▶ [Material to process]
#####

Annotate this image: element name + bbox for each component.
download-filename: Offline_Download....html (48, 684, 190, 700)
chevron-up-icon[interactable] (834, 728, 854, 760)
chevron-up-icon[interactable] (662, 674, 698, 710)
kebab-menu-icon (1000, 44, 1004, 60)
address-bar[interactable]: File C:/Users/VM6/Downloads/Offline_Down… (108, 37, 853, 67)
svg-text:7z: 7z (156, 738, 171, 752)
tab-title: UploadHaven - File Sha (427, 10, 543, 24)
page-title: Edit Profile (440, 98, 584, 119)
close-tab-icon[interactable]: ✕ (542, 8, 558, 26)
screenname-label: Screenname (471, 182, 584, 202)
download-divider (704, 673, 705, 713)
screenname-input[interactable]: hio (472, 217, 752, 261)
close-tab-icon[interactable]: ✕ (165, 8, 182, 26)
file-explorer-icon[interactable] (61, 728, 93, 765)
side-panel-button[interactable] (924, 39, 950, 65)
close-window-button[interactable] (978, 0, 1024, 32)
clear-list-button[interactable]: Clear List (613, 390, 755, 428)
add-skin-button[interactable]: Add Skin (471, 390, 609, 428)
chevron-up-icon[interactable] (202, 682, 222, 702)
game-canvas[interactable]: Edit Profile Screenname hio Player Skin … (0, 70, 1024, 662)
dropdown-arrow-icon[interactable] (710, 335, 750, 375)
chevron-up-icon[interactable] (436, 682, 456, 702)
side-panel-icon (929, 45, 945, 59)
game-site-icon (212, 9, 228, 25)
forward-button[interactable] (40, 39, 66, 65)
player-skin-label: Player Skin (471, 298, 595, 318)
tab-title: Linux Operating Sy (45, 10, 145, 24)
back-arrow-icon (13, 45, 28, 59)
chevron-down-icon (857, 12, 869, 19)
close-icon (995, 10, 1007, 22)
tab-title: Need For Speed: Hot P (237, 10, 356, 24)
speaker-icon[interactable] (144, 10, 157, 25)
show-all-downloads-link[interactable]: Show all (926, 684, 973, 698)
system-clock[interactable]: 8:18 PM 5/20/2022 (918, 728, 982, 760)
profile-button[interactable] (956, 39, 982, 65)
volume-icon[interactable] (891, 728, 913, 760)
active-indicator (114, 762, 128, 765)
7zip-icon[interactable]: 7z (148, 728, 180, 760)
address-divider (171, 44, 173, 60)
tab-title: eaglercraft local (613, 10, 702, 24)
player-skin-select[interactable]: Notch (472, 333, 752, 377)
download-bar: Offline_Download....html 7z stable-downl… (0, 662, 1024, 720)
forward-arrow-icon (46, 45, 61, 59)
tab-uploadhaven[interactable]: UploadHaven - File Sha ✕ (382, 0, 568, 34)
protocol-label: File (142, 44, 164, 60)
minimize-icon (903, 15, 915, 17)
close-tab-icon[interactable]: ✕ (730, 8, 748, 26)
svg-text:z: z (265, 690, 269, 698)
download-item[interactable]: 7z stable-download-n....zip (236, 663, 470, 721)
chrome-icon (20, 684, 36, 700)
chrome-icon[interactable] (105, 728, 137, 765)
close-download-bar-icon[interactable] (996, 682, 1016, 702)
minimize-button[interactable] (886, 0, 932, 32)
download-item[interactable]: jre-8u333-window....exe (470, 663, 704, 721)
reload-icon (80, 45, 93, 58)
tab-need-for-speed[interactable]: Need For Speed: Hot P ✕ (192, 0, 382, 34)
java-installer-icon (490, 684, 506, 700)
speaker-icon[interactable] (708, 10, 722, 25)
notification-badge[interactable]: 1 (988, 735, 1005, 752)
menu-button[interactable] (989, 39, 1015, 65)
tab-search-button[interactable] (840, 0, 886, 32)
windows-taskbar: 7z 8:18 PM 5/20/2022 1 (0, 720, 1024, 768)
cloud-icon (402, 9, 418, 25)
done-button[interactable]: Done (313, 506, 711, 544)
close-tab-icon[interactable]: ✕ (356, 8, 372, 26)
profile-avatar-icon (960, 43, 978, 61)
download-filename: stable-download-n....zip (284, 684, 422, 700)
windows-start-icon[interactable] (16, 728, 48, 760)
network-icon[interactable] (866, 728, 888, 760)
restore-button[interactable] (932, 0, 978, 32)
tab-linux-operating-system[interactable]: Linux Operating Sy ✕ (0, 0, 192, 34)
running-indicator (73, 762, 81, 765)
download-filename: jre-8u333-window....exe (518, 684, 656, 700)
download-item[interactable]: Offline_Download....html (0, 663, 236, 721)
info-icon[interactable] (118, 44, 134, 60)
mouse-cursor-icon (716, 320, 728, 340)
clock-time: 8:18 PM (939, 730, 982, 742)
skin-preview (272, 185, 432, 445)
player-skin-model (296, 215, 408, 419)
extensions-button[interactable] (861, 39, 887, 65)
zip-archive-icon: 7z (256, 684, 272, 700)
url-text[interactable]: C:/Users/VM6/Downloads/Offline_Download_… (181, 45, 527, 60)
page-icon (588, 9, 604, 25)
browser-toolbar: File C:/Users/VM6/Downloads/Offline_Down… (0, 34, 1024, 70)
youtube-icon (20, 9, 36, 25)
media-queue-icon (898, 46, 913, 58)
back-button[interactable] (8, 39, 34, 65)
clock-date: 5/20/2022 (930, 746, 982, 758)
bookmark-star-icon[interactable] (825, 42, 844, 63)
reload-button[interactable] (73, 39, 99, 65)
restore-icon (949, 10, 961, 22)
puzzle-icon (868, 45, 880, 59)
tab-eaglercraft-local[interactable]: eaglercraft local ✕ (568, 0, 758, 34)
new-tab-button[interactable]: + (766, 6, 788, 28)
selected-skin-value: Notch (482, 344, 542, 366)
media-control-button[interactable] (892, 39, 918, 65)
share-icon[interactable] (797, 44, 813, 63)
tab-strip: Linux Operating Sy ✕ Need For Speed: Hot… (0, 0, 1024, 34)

#####

▶ [Task prompt] Could you repeat all of the material above with each "chevron-up-icon" swapped for "caret-up-icon" and every other character left unchanged?

▶ [The result]
Annotate this image: element name + bbox for each component.
download-filename: Offline_Download....html (48, 684, 190, 700)
caret-up-icon[interactable] (834, 728, 854, 760)
caret-up-icon[interactable] (662, 674, 698, 710)
kebab-menu-icon (1000, 44, 1004, 60)
address-bar[interactable]: File C:/Users/VM6/Downloads/Offline_Down… (108, 37, 853, 67)
svg-text:7z: 7z (156, 738, 171, 752)
tab-title: UploadHaven - File Sha (427, 10, 543, 24)
page-title: Edit Profile (440, 98, 584, 119)
close-tab-icon[interactable]: ✕ (542, 8, 558, 26)
screenname-label: Screenname (471, 182, 584, 202)
download-divider (704, 673, 705, 713)
screenname-input[interactable]: hio (472, 217, 752, 261)
close-tab-icon[interactable]: ✕ (165, 8, 182, 26)
file-explorer-icon[interactable] (61, 728, 93, 765)
side-panel-button[interactable] (924, 39, 950, 65)
close-window-button[interactable] (978, 0, 1024, 32)
clear-list-button[interactable]: Clear List (613, 390, 755, 428)
add-skin-button[interactable]: Add Skin (471, 390, 609, 428)
caret-up-icon[interactable] (202, 682, 222, 702)
game-canvas[interactable]: Edit Profile Screenname hio Player Skin … (0, 70, 1024, 662)
dropdown-arrow-icon[interactable] (710, 335, 750, 375)
caret-up-icon[interactable] (436, 682, 456, 702)
side-panel-icon (929, 45, 945, 59)
game-site-icon (212, 9, 228, 25)
forward-button[interactable] (40, 39, 66, 65)
player-skin-label: Player Skin (471, 298, 595, 318)
tab-title: Linux Operating Sy (45, 10, 145, 24)
back-arrow-icon (13, 45, 28, 59)
chevron-down-icon (857, 12, 869, 19)
close-icon (995, 10, 1007, 22)
tab-title: Need For Speed: Hot P (237, 10, 356, 24)
speaker-icon[interactable] (144, 10, 157, 25)
show-all-downloads-link[interactable]: Show all (926, 684, 973, 698)
system-clock[interactable]: 8:18 PM 5/20/2022 (918, 728, 982, 760)
profile-button[interactable] (956, 39, 982, 65)
volume-icon[interactable] (891, 728, 913, 760)
active-indicator (114, 762, 128, 765)
7zip-icon[interactable]: 7z (148, 728, 180, 760)
address-divider (171, 44, 173, 60)
tab-title: eaglercraft local (613, 10, 702, 24)
player-skin-select[interactable]: Notch (472, 333, 752, 377)
download-bar: Offline_Download....html 7z stable-downl… (0, 662, 1024, 720)
forward-arrow-icon (46, 45, 61, 59)
tab-uploadhaven[interactable]: UploadHaven - File Sha ✕ (382, 0, 568, 34)
protocol-label: File (142, 44, 164, 60)
minimize-icon (903, 15, 915, 17)
close-tab-icon[interactable]: ✕ (730, 8, 748, 26)
svg-text:z: z (265, 690, 269, 698)
download-item[interactable]: 7z stable-download-n....zip (236, 663, 470, 721)
chrome-icon (20, 684, 36, 700)
chrome-icon[interactable] (105, 728, 137, 765)
close-download-bar-icon[interactable] (996, 682, 1016, 702)
minimize-button[interactable] (886, 0, 932, 32)
download-item[interactable]: jre-8u333-window....exe (470, 663, 704, 721)
reload-icon (80, 45, 93, 58)
tab-need-for-speed[interactable]: Need For Speed: Hot P ✕ (192, 0, 382, 34)
java-installer-icon (490, 684, 506, 700)
speaker-icon[interactable] (708, 10, 722, 25)
notification-badge[interactable]: 1 (988, 735, 1005, 752)
menu-button[interactable] (989, 39, 1015, 65)
tab-search-button[interactable] (840, 0, 886, 32)
windows-taskbar: 7z 8:18 PM 5/20/2022 1 (0, 720, 1024, 768)
cloud-icon (402, 9, 418, 25)
done-button[interactable]: Done (313, 506, 711, 544)
close-tab-icon[interactable]: ✕ (356, 8, 372, 26)
profile-avatar-icon (960, 43, 978, 61)
download-filename: stable-download-n....zip (284, 684, 422, 700)
windows-start-icon[interactable] (16, 728, 48, 760)
network-icon[interactable] (866, 728, 888, 760)
restore-button[interactable] (932, 0, 978, 32)
tab-linux-operating-system[interactable]: Linux Operating Sy ✕ (0, 0, 192, 34)
running-indicator (73, 762, 81, 765)
download-filename: jre-8u333-window....exe (518, 684, 656, 700)
download-item[interactable]: Offline_Download....html (0, 663, 236, 721)
info-icon[interactable] (118, 44, 134, 60)
mouse-cursor-icon (716, 320, 728, 340)
clock-time: 8:18 PM (939, 730, 982, 742)
skin-preview (272, 185, 432, 445)
player-skin-model (296, 215, 408, 419)
extensions-button[interactable] (861, 39, 887, 65)
zip-archive-icon: 7z (256, 684, 272, 700)
url-text[interactable]: C:/Users/VM6/Downloads/Offline_Download_… (181, 45, 527, 60)
page-icon (588, 9, 604, 25)
browser-toolbar: File C:/Users/VM6/Downloads/Offline_Down… (0, 34, 1024, 70)
youtube-icon (20, 9, 36, 25)
media-queue-icon (898, 46, 913, 58)
back-button[interactable] (8, 39, 34, 65)
clock-date: 5/20/2022 (930, 746, 982, 758)
bookmark-star-icon[interactable] (825, 42, 844, 63)
reload-button[interactable] (73, 39, 99, 65)
restore-icon (949, 10, 961, 22)
puzzle-icon (868, 45, 880, 59)
tab-eaglercraft-local[interactable]: eaglercraft local ✕ (568, 0, 758, 34)
new-tab-button[interactable]: + (766, 6, 788, 28)
selected-skin-value: Notch (482, 344, 542, 366)
media-control-button[interactable] (892, 39, 918, 65)
share-icon[interactable] (797, 44, 813, 63)
tab-strip: Linux Operating Sy ✕ Need For Speed: Hot… (0, 0, 1024, 34)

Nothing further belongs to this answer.